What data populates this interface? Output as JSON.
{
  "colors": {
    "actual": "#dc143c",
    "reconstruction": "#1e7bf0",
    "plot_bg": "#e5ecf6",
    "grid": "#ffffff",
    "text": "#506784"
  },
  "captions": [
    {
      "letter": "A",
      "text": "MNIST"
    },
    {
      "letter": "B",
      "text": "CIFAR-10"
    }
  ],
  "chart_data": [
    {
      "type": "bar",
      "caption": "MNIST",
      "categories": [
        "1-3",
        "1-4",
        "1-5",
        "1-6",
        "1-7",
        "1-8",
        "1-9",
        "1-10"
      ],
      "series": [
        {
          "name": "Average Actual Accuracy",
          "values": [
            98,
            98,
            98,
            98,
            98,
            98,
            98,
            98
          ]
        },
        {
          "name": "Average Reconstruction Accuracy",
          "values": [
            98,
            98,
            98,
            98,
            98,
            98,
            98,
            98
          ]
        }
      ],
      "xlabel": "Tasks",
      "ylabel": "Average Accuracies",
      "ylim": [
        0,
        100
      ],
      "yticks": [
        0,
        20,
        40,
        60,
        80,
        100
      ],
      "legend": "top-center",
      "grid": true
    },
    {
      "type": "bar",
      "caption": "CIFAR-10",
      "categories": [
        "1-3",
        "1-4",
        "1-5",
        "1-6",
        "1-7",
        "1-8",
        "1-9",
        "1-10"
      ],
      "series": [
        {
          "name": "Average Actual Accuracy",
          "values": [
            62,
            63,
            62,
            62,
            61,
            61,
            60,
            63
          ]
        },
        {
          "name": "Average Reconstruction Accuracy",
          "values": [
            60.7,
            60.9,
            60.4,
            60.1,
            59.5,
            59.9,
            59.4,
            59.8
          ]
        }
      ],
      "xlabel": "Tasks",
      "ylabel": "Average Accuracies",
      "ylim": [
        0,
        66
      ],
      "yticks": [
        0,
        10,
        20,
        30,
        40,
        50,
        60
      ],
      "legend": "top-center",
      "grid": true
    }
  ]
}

^^^^^^^^

• **Task instructions**: Each entry above is to be printed again exactly.

• **Completed exercise**:
What data populates this interface? Output as JSON.
{
  "colors": {
    "actual": "#dc143c",
    "reconstruction": "#1e7bf0",
    "plot_bg": "#e5ecf6",
    "grid": "#ffffff",
    "text": "#506784"
  },
  "captions": [
    {
      "letter": "A",
      "text": "MNIST"
    },
    {
      "letter": "B",
      "text": "CIFAR-10"
    }
  ],
  "chart_data": [
    {
      "type": "bar",
      "caption": "MNIST",
      "categories": [
        "1-3",
        "1-4",
        "1-5",
        "1-6",
        "1-7",
        "1-8",
        "1-9",
        "1-10"
      ],
      "series": [
        {
          "name": "Average Actual Accuracy",
          "values": [
            98,
            98,
            98,
            98,
            98,
            98,
            98,
            98
          ]
        },
        {
          "name": "Average Reconstruction Accuracy",
          "values": [
            98,
            98,
            98,
            98,
            98,
            98,
            98,
            98
          ]
        }
      ],
      "xlabel": "Tasks",
      "ylabel": "Average Accuracies",
      "ylim": [
        0,
        100
      ],
      "yticks": [
        0,
        20,
        40,
        60,
        80,
        100
      ],
      "legend": "top-center",
      "grid": true
    },
    {
      "type": "bar",
      "caption": "CIFAR-10",
      "categories": [
        "1-3",
        "1-4",
        "1-5",
        "1-6",
        "1-7",
        "1-8",
        "1-9",
        "1-10"
      ],
      "series": [
        {
          "name": "Average Actual Accuracy",
          "values": [
            62,
            63,
            62,
            62,
            61,
            61,
            60,
            63
          ]
        },
        {
          "name": "Average Reconstruction Accuracy",
          "values": [
            60.7,
            60.9,
            60.4,
            60.1,
            59.5,
            59.9,
            59.4,
            59.8
          ]
        }
      ],
      "xlabel": "Tasks",
      "ylabel": "Average Accuracies",
      "ylim": [
        0,
        66
      ],
      "yticks": [
        0,
        10,
        20,
        30,
        40,
        50,
        60
      ],
      "legend": "top-center",
      "grid": true
    }
  ]
}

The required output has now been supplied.